[Begin Exercise material]
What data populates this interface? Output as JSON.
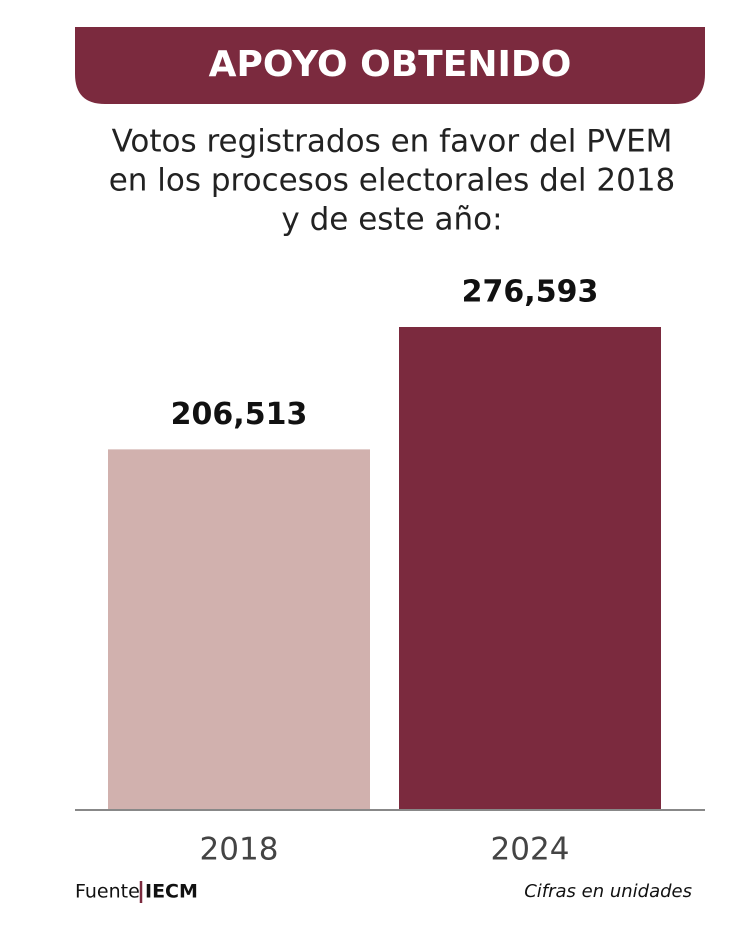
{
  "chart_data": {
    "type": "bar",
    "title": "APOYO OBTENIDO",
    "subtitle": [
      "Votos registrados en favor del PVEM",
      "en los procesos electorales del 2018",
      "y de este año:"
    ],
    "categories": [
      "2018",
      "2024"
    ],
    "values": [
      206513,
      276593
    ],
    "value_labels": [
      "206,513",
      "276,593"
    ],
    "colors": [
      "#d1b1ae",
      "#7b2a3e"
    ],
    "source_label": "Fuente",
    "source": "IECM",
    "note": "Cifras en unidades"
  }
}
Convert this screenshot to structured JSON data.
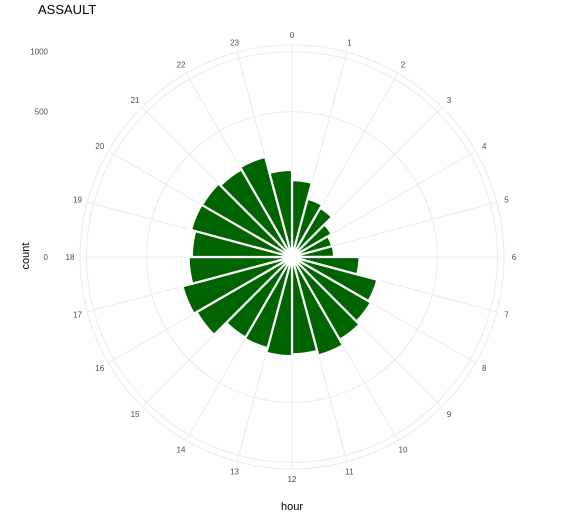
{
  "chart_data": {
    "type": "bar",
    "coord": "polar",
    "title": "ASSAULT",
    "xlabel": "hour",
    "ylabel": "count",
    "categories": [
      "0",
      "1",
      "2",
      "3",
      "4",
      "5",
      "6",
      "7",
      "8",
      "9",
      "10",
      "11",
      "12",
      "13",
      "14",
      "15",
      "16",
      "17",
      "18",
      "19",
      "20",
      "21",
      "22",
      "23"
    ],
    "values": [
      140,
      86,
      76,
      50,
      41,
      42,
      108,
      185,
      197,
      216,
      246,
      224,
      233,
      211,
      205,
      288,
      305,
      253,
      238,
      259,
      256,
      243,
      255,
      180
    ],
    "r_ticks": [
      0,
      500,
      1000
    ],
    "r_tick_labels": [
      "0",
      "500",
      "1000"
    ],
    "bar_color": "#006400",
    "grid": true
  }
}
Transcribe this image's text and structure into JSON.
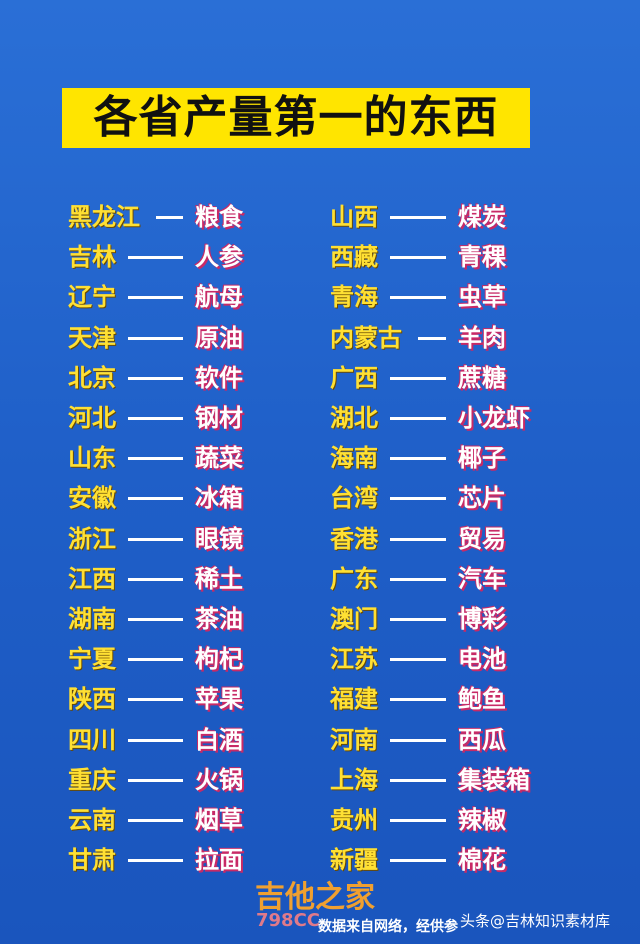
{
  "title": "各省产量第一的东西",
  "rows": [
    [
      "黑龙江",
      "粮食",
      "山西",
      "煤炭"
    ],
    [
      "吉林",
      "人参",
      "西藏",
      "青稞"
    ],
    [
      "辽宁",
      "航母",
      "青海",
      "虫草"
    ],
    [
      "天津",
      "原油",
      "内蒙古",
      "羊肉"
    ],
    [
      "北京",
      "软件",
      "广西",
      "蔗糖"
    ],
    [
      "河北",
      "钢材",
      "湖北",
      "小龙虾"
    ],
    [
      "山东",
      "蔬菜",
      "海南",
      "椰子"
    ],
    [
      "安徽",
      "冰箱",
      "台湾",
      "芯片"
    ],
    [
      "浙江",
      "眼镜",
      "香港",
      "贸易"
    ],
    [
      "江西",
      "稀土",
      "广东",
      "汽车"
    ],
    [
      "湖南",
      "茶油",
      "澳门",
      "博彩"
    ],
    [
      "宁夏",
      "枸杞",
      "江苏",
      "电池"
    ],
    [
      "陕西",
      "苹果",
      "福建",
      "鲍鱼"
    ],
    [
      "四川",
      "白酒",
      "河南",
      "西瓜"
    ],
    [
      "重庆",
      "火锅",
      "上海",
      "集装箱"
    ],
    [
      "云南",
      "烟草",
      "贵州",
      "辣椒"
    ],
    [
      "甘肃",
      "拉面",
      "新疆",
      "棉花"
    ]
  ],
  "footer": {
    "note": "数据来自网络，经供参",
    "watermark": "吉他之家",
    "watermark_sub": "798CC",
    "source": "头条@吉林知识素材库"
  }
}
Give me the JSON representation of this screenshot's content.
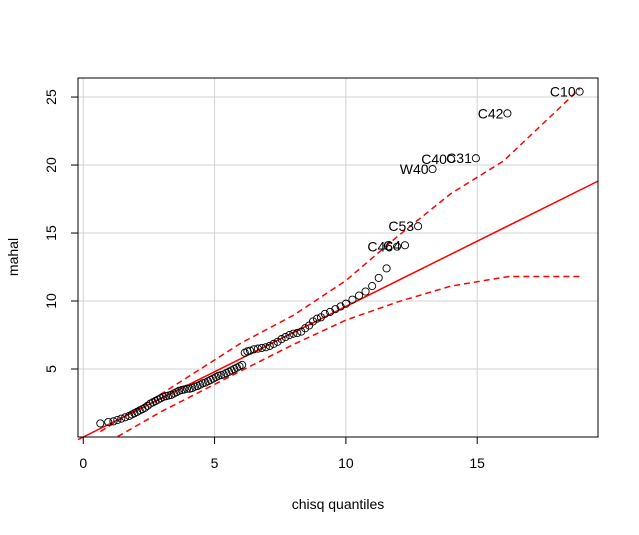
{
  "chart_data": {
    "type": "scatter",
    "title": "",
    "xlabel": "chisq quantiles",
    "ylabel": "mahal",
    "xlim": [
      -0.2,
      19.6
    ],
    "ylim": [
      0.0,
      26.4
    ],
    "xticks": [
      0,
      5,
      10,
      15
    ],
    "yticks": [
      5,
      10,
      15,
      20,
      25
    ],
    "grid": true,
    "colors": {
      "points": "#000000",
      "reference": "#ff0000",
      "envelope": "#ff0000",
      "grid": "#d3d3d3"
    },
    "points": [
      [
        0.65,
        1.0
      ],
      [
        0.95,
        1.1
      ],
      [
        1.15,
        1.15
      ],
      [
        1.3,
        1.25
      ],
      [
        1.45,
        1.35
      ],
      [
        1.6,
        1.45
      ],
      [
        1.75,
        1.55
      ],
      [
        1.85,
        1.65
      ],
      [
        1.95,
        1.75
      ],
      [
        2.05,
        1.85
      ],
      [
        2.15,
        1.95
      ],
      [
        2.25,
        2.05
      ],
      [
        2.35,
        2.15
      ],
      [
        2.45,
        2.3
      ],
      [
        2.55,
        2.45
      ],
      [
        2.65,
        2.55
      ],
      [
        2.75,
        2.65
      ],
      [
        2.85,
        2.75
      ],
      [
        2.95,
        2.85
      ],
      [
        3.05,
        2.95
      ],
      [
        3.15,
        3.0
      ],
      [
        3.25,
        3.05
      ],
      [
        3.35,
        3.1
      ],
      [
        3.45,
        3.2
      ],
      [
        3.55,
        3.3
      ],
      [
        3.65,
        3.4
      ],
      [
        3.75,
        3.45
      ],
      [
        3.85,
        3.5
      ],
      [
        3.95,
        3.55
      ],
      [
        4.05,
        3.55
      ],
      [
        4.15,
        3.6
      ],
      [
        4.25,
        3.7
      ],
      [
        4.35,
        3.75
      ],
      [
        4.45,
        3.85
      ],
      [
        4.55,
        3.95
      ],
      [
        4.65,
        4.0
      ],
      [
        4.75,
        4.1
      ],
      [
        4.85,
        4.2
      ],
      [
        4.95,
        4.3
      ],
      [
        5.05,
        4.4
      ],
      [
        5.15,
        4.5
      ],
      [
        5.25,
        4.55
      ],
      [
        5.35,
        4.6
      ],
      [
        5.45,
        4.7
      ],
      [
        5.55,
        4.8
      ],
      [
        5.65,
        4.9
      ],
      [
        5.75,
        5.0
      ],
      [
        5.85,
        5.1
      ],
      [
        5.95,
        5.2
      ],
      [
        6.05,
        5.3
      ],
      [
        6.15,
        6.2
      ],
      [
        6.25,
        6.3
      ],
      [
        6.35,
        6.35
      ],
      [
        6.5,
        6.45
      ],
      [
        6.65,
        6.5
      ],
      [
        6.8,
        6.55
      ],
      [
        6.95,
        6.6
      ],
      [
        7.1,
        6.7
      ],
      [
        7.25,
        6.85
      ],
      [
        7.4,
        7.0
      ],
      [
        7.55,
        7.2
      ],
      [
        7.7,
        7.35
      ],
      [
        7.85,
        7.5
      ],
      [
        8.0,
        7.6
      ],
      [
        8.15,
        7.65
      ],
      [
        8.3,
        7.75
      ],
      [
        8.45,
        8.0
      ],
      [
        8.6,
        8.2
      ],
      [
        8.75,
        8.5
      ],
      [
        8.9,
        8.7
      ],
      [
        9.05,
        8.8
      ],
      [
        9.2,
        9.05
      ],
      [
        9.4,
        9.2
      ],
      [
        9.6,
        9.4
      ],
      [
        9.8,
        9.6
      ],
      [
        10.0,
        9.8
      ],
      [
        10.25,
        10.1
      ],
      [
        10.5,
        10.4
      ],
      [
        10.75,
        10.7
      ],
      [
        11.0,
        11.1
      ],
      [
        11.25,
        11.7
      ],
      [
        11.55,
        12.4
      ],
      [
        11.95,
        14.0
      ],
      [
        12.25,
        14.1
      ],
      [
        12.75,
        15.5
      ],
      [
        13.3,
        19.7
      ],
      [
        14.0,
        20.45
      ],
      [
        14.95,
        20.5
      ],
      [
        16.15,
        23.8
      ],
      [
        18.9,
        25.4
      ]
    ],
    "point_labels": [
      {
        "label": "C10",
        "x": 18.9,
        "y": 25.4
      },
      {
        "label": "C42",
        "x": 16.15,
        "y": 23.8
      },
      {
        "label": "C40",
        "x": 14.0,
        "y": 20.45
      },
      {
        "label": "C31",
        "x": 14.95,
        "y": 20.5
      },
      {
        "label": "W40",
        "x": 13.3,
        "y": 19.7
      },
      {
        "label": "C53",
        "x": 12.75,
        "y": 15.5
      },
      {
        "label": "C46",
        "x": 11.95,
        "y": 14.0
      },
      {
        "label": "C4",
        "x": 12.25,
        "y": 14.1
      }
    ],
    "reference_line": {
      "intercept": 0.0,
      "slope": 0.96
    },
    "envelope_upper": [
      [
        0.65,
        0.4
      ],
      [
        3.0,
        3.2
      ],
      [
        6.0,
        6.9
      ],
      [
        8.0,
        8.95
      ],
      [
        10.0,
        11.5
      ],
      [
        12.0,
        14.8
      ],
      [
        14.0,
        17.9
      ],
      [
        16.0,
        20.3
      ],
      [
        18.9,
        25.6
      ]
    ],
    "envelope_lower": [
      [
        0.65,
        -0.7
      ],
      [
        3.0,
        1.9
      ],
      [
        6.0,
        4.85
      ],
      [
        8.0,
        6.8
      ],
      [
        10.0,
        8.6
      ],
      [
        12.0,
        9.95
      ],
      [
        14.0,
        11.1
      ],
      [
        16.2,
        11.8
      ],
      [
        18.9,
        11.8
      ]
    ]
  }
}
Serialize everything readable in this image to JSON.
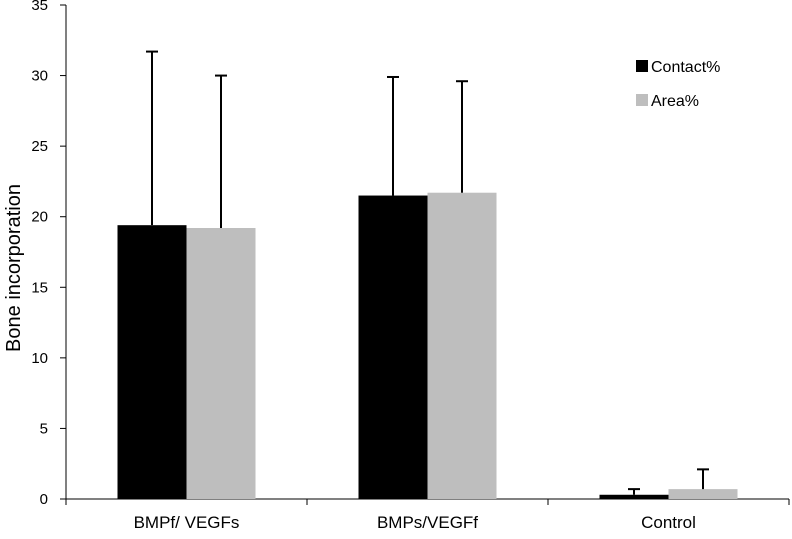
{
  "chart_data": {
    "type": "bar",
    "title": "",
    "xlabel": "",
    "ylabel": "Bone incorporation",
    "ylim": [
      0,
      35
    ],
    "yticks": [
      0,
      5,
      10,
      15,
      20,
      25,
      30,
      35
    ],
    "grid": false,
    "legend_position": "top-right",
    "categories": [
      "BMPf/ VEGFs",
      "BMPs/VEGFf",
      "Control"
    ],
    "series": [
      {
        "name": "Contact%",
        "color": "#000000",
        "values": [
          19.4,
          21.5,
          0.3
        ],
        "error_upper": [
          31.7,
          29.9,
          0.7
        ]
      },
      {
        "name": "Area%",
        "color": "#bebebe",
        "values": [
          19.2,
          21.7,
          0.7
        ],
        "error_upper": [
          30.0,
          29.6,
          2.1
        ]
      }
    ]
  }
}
[End Exercise material]
Retype only the lines from the one with "Serialize everything readable" through the final line of the entries, please, and keep the pictures out.

Serialize everything readable in this image to JSON.
{
  "chart_data": {
    "type": "bar",
    "title": "",
    "xlabel": "",
    "ylabel": "Bone incorporation",
    "ylim": [
      0,
      35
    ],
    "yticks": [
      0,
      5,
      10,
      15,
      20,
      25,
      30,
      35
    ],
    "grid": false,
    "legend_position": "top-right",
    "categories": [
      "BMPf/ VEGFs",
      "BMPs/VEGFf",
      "Control"
    ],
    "series": [
      {
        "name": "Contact%",
        "color": "#000000",
        "values": [
          19.4,
          21.5,
          0.3
        ],
        "error_upper": [
          31.7,
          29.9,
          0.7
        ]
      },
      {
        "name": "Area%",
        "color": "#bebebe",
        "values": [
          19.2,
          21.7,
          0.7
        ],
        "error_upper": [
          30.0,
          29.6,
          2.1
        ]
      }
    ]
  }
}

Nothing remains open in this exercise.